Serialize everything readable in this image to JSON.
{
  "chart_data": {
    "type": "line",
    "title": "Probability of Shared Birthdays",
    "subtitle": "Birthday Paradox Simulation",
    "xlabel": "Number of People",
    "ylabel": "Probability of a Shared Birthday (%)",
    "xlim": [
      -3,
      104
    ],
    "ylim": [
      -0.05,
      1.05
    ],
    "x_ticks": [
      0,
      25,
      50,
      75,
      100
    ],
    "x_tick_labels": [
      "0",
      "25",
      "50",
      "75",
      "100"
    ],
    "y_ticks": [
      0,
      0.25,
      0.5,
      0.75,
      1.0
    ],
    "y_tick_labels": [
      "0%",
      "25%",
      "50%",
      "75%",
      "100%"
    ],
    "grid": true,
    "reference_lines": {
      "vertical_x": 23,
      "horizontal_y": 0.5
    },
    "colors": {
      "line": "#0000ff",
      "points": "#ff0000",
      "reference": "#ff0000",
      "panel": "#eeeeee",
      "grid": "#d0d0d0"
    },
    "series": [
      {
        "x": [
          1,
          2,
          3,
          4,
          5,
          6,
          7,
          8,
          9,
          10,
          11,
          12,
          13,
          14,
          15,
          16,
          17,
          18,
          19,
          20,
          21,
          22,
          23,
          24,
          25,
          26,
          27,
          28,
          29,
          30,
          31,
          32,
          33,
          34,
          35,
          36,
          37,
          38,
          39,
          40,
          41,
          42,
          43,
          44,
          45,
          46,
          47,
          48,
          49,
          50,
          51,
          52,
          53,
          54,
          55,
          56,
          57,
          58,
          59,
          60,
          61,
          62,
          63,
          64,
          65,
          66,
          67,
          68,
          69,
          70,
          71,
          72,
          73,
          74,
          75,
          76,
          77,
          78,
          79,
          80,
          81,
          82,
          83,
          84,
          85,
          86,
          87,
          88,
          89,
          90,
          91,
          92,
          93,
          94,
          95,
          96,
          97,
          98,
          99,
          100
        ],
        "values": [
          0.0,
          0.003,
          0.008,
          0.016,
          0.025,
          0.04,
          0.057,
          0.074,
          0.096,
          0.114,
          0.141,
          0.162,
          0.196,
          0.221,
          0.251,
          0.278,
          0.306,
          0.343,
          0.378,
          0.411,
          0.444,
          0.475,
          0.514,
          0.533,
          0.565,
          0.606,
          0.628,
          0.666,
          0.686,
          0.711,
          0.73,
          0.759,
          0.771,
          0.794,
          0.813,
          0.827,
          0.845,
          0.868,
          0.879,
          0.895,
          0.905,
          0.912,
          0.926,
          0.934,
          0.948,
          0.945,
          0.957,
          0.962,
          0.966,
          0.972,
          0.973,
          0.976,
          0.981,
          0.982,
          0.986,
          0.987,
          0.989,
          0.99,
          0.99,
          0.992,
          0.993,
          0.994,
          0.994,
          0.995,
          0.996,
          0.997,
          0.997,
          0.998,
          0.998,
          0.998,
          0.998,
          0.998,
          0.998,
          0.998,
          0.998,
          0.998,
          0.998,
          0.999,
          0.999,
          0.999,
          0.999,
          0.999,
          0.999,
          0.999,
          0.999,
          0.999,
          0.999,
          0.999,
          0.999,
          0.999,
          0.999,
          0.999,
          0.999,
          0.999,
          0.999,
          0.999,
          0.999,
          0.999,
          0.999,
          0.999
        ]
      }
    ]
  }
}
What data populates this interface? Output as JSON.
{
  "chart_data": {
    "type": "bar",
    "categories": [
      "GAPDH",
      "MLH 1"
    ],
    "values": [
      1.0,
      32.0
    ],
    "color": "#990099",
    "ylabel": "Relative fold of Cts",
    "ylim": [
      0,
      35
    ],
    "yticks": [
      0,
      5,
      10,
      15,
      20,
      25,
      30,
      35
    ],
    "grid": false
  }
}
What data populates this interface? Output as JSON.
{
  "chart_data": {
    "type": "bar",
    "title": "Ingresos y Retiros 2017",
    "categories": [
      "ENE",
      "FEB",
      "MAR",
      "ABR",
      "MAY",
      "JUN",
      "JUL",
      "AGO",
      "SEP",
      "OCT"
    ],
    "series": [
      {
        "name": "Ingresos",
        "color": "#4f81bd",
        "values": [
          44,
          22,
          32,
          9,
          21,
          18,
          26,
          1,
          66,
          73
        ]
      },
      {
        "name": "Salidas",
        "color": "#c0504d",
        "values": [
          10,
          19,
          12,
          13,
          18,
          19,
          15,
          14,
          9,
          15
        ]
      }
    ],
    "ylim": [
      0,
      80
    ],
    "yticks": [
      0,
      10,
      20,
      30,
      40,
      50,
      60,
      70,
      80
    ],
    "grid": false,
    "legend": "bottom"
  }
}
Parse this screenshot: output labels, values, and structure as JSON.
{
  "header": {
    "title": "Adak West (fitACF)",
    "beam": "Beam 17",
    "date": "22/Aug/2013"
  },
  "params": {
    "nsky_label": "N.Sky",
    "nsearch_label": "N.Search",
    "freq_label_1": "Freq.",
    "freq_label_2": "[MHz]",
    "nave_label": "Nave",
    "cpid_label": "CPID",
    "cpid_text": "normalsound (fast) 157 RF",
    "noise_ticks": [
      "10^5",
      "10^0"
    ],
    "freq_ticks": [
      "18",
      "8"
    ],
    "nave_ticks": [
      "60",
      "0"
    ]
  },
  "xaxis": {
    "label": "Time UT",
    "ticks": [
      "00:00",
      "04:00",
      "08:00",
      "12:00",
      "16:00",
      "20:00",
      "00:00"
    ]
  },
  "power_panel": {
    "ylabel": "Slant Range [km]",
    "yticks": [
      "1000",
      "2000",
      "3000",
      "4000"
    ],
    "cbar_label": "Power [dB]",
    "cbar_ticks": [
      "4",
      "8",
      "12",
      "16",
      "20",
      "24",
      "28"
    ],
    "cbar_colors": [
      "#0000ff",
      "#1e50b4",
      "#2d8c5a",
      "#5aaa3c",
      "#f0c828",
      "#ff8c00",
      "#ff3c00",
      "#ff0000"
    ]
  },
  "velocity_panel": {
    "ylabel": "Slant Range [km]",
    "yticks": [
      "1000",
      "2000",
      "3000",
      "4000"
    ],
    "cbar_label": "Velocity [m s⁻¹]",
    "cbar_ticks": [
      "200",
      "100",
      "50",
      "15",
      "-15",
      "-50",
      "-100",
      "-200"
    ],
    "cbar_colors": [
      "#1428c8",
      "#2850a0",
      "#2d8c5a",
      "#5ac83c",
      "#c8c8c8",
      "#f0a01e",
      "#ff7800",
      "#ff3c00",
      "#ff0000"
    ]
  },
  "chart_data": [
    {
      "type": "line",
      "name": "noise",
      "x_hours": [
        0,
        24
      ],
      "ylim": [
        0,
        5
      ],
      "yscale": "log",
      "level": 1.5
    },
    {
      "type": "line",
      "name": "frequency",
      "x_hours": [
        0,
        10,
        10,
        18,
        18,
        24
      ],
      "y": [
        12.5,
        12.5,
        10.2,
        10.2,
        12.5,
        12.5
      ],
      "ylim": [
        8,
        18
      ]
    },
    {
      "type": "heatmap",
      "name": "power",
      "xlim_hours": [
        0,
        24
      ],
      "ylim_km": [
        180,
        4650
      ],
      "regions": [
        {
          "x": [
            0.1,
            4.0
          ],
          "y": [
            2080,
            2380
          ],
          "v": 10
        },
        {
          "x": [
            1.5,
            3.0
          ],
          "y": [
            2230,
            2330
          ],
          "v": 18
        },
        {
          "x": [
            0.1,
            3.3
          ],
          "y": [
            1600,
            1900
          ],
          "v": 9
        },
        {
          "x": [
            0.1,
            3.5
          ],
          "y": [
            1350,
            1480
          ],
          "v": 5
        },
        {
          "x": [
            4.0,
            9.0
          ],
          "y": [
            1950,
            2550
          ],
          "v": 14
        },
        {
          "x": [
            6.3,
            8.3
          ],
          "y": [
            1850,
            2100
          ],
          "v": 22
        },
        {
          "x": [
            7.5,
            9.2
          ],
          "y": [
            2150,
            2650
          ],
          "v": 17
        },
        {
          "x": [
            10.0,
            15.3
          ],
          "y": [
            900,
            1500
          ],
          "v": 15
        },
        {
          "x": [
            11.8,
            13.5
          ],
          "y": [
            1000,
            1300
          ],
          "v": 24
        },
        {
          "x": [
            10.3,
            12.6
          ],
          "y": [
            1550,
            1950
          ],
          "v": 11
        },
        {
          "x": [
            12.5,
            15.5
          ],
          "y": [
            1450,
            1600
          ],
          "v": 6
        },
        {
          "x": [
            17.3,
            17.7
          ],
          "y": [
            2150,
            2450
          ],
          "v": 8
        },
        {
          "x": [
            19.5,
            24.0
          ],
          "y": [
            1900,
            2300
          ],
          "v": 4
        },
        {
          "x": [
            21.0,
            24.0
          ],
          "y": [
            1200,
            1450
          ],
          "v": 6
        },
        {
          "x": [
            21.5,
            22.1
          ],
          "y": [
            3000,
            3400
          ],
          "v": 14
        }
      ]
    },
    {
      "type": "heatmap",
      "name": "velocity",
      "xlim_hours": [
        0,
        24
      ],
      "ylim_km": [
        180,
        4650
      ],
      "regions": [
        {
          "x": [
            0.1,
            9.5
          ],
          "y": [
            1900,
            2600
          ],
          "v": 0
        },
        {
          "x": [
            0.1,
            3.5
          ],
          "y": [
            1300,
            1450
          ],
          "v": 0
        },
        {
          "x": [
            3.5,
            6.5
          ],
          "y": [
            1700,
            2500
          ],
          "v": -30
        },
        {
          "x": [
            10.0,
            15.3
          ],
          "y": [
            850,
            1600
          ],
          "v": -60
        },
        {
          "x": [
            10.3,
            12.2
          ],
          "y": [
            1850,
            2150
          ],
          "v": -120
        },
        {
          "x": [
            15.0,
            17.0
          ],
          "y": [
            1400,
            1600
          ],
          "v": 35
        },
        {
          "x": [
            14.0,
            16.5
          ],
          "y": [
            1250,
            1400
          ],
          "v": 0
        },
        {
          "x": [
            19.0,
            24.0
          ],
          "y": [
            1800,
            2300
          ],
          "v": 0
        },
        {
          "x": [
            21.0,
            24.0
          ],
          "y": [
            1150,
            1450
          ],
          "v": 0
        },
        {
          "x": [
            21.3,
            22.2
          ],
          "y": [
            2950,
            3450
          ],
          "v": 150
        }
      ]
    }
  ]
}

++++++++++

> _THE TASK_
Make a copy of each line that contains the string "grid".

> _EXERCISE SOLUTION_
    "grid": true,
      "grid": "#d0d0d0"
    "grid": false
    "grid": false,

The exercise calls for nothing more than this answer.